Set task: Where a line contains the word "they", copy that line in full.
>> start Material for the task
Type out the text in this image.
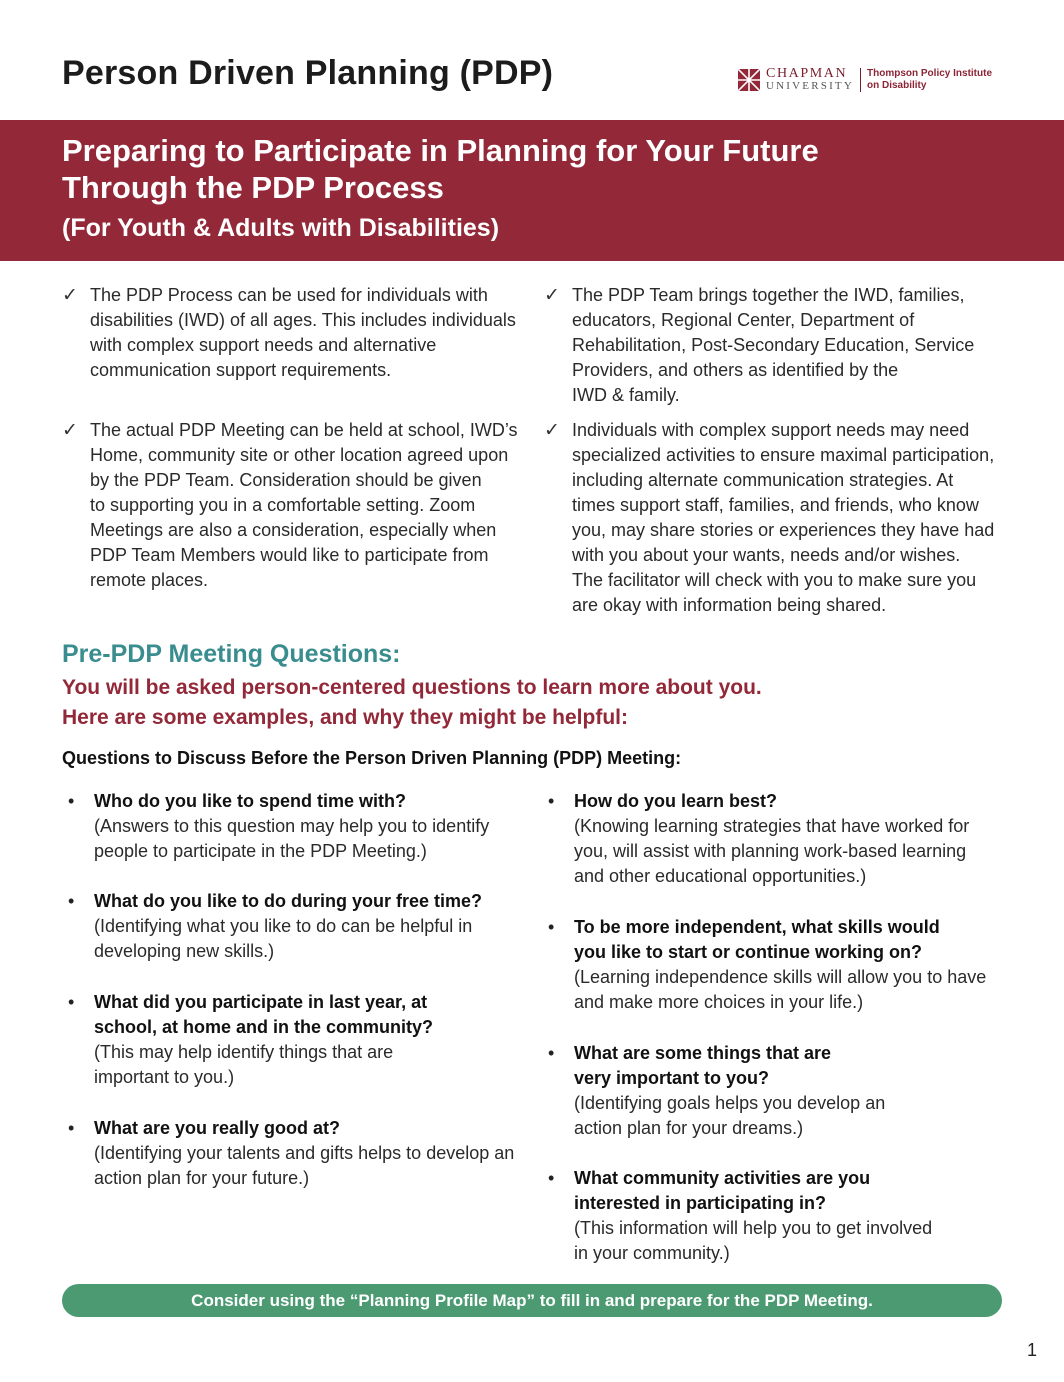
Person Driven Planning (PDP)	CHAPMAN
UNIVERSITY
Thompson Policy Institute
on Disability
Preparing to Participate in Planning for Your Future
Through the PDP Process
(For Youth & Adults with Disabilities)
✓ The PDP Process can be used for individuals with
disabilities (IWD) of all ages. This includes individuals
with complex support needs and alternative
communication support requirements.
✓ The PDP Team brings together the IWD, families,
educators, Regional Center, Department of
Rehabilitation, Post-Secondary Education, Service
Providers, and others as identified by the
IWD & family.
✓ The actual PDP Meeting can be held at school, IWD’s
Home, community site or other location agreed upon
by the PDP Team. Consideration should be given
to supporting you in a comfortable setting. Zoom
Meetings are also a consideration, especially when
PDP Team Members would like to participate from
remote places.
✓ Individuals with complex support needs may need
specialized activities to ensure maximal participation,
including alternate communication strategies. At
times support staff, families, and friends, who know
you, may share stories or experiences they have had
with you about your wants, needs and/or wishes.
The facilitator will check with you to make sure you
are okay with information being shared.
Pre-PDP Meeting Questions:

You will be asked person-centered questions to learn more about you.
Here are some examples, and why they might be helpful:

Questions to Discuss Before the Person Driven Planning (PDP) Meeting:
• Who do you like to spend time with?
(Answers to this question may help you to identify
people to participate in the PDP Meeting.)
• What do you like to do during your free time?
(Identifying what you like to do can be helpful in
developing new skills.)
• What did you participate in last year, at
school, at home and in the community?
(This may help identify things that are
important to you.)
• What are you really good at?
(Identifying your talents and gifts helps to develop an
action plan for your future.)
• How do you learn best?
(Knowing learning strategies that have worked for
you, will assist with planning work-based learning
and other educational opportunities.)
• To be more independent, what skills would
you like to start or continue working on?
(Learning independence skills will allow you to have
and make more choices in your life.)
• What are some things that are
very important to you?
(Identifying goals helps you develop an
action plan for your dreams.)
• What community activities are you
interested in participating in?
(This information will help you to get involved
in your community.)
Consider using the “Planning Profile Map” to fill in and prepare for the PDP Meeting.
1
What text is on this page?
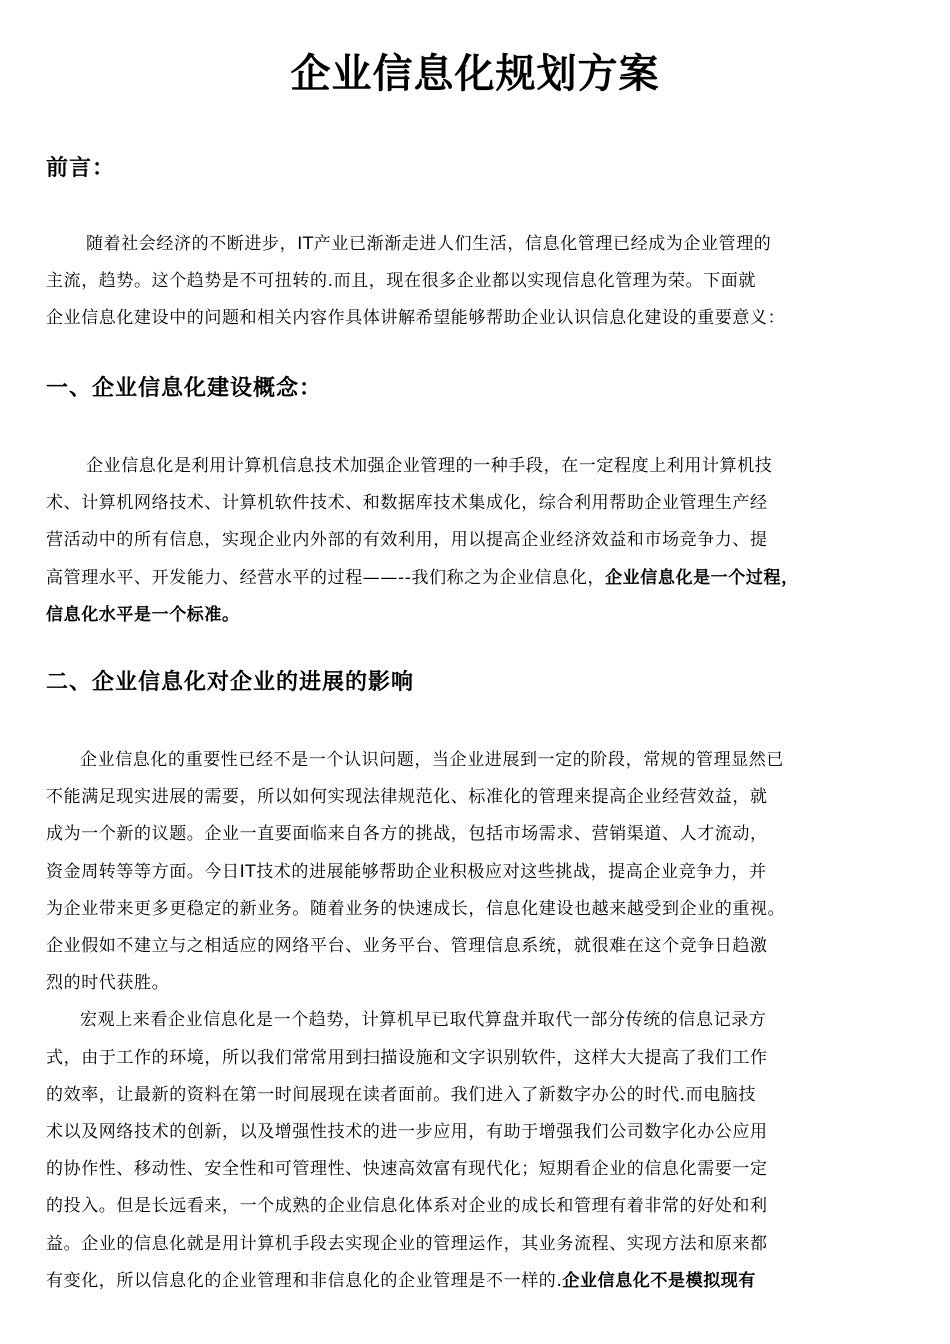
企业信息化规划方案
前言：
随着社会经济的不断进步，IT产业已渐渐走进人们生活，信息化管理已经成为企业管理的
主流，趋势。这个趋势是不可扭转的.而且，现在很多企业都以实现信息化管理为荣。下面就
企业信息化建设中的问题和相关内容作具体讲解希望能够帮助企业认识信息化建设的重要意义：
一、企业信息化建设概念：
企业信息化是利用计算机信息技术加强企业管理的一种手段，在一定程度上利用计算机技
术、计算机网络技术、计算机软件技术、和数据库技术集成化，综合利用帮助企业管理生产经
营活动中的所有信息，实现企业内外部的有效利用，用以提高企业经济效益和市场竞争力、提
高管理水平、开发能力、经营水平的过程——--我们称之为企业信息化，企业信息化是一个过程，
信息化水平是一个标准。
二、企业信息化对企业的进展的影响
企业信息化的重要性已经不是一个认识问题，当企业进展到一定的阶段，常规的管理显然已
不能满足现实进展的需要，所以如何实现法律规范化、标准化的管理来提高企业经营效益，就
成为一个新的议题。企业一直要面临来自各方的挑战，包括市场需求、营销渠道、人才流动，
资金周转等等方面。今日IT技术的进展能够帮助企业积极应对这些挑战，提高企业竞争力，并
为企业带来更多更稳定的新业务。随着业务的快速成长，信息化建设也越来越受到企业的重视。
企业假如不建立与之相适应的网络平台、业务平台、管理信息系统，就很难在这个竞争日趋激
烈的时代获胜。
宏观上来看企业信息化是一个趋势，计算机早已取代算盘并取代一部分传统的信息记录方
式，由于工作的环境，所以我们常常用到扫描设施和文字识别软件，这样大大提高了我们工作
的效率，让最新的资料在第一时间展现在读者面前。我们进入了新数字办公的时代.而电脑技
术以及网络技术的创新，以及增强性技术的进一步应用，有助于增强我们公司数字化办公应用
的协作性、移动性、安全性和可管理性、快速高效富有现代化；短期看企业的信息化需要一定
的投入。但是长远看来，一个成熟的企业信息化体系对企业的成长和管理有着非常的好处和利
益。企业的信息化就是用计算机手段去实现企业的管理运作，其业务流程、实现方法和原来都
有变化，所以信息化的企业管理和非信息化的企业管理是不一样的.企业信息化不是模拟现有
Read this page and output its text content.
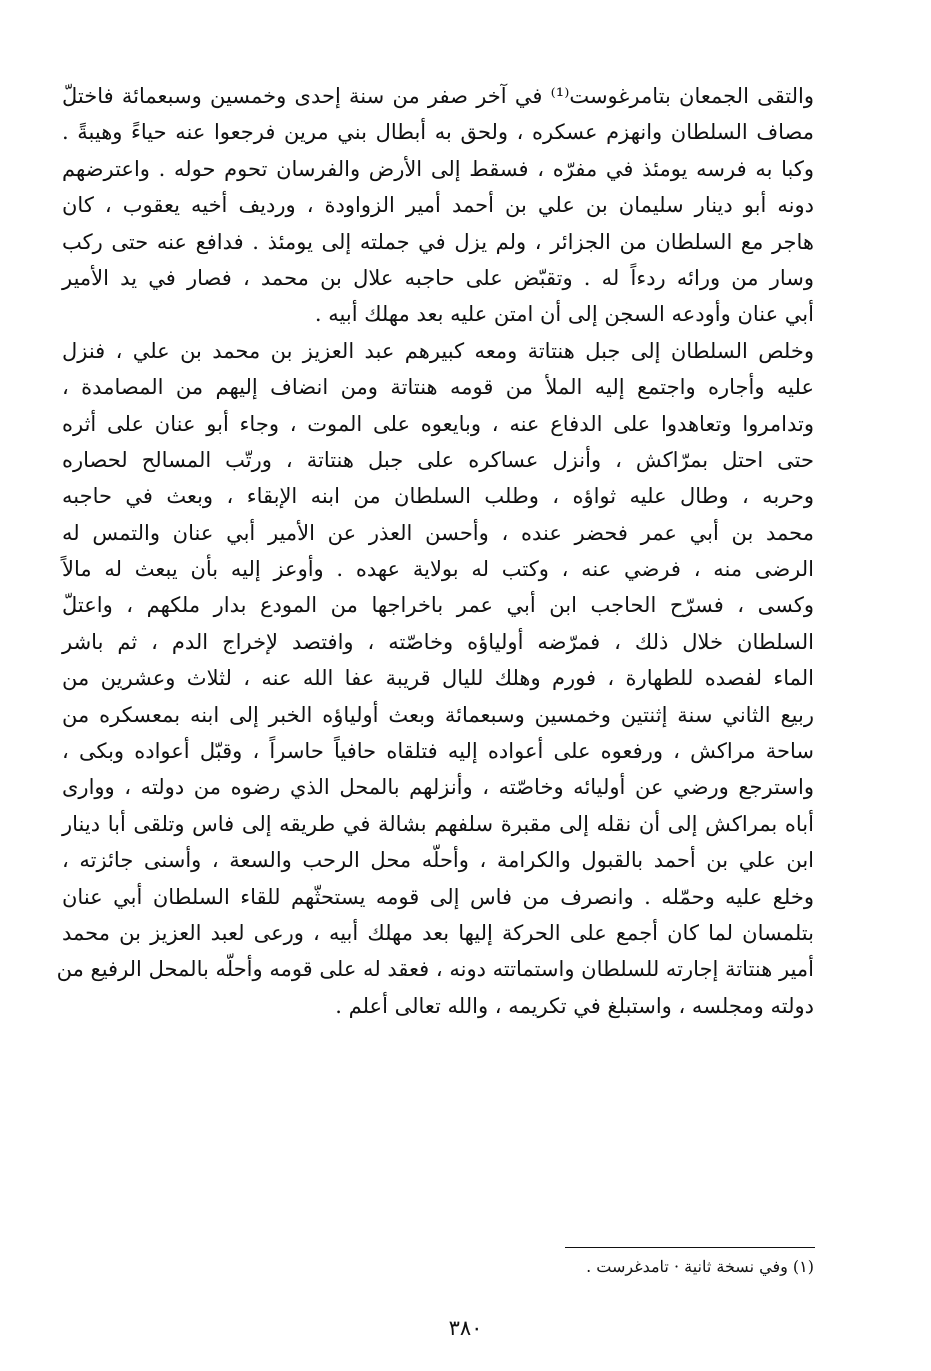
والتقى الجمعان بتامرغوست⁽¹⁾ في آخر صفر من سنة إحدى وخمسين وسبعمائة فاختلّ
مصاف السلطان وانهزم عسكره ، ولحق به أبطال بني مرين فرجعوا عنه حياءً وهيبةً .
وكبا به فرسه يومئذ في مفرّه ، فسقط إلى الأرض والفرسان تحوم حوله . واعترضهم
دونه أبو دينار سليمان بن علي بن أحمد أمير الزواودة ، ورديف أخيه يعقوب ، كان
هاجر مع السلطان من الجزائر ، ولم يزل في جملته إلى يومئذ . فدافع عنه حتى ركب
وسار من ورائه ردءاً له . وتقبّض على حاجبه علال بن محمد ، فصار في يد الأمير
أبي عنان وأودعه السجن إلى أن امتن عليه بعد مهلك أبيه .
وخلص السلطان إلى جبل هنتاتة ومعه كبيرهم عبد العزيز بن محمد بن علي ، فنزل
عليه وأجاره واجتمع إليه الملأ من قومه هنتاتة ومن انضاف إليهم من المصامدة ،
وتدامروا وتعاهدوا على الدفاع عنه ، وبايعوه على الموت ، وجاء أبو عنان على أثره
حتى احتل بمرّاكش ، وأنزل عساكره على جبل هنتاتة ، ورتّب المسالح لحصاره
وحربه ، وطال عليه ثواؤه ، وطلب السلطان من ابنه الإبقاء ، وبعث في حاجبه
محمد بن أبي عمر فحضر عنده ، وأحسن العذر عن الأمير أبي عنان والتمس له
الرضى منه ، فرضي عنه ، وكتب له بولاية عهده . وأوعز إليه بأن يبعث له مالاً
وكسى ، فسرّح الحاجب ابن أبي عمر باخراجها من المودع بدار ملكهم ، واعتلّ
السلطان خلال ذلك ، فمرّضه أولياؤه وخاصّته ، وافتصد لإخراج الدم ، ثم باشر
الماء لفصده للطهارة ، فورم وهلك لليال قريبة عفا الله عنه ، لثلاث وعشرين من
ربيع الثاني سنة إثنتين وخمسين وسبعمائة وبعث أولياؤه الخبر إلى ابنه بمعسكره من
ساحة مراكش ، ورفعوه على أعواده إليه فتلقاه حافياً حاسراً ، وقبّل أعواده وبكى ،
واسترجع ورضي عن أوليائه وخاصّته ، وأنزلهم بالمحل الذي رضوه من دولته ، ووارى
أباه بمراكش إلى أن نقله إلى مقبرة سلفهم بشالة في طريقه إلى فاس وتلقى أبا دينار
ابن علي بن أحمد بالقبول والكرامة ، وأحلّه محل الرحب والسعة ، وأسنى جائزته ،
وخلع عليه وحمّله . وانصرف من فاس إلى قومه يستحثّهم للقاء السلطان أبي عنان
بتلمسان لما كان أجمع على الحركة إليها بعد مهلك أبيه ، ورعى لعبد العزيز بن محمد
أمير هنتاتة إجارته للسلطان واستماتته دونه ، فعقد له على قومه وأحلّه بالمحل الرفيع من
دولته ومجلسه ، واستبلغ في تكريمه ، والله تعالى أعلم .
(١) وفي نسخة ثانية · تامدغرست .
٣٨٠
>> end Material for the task
Exercise result:
you, may share stories or experiences they have had
Here are some examples, and why they might be helpful:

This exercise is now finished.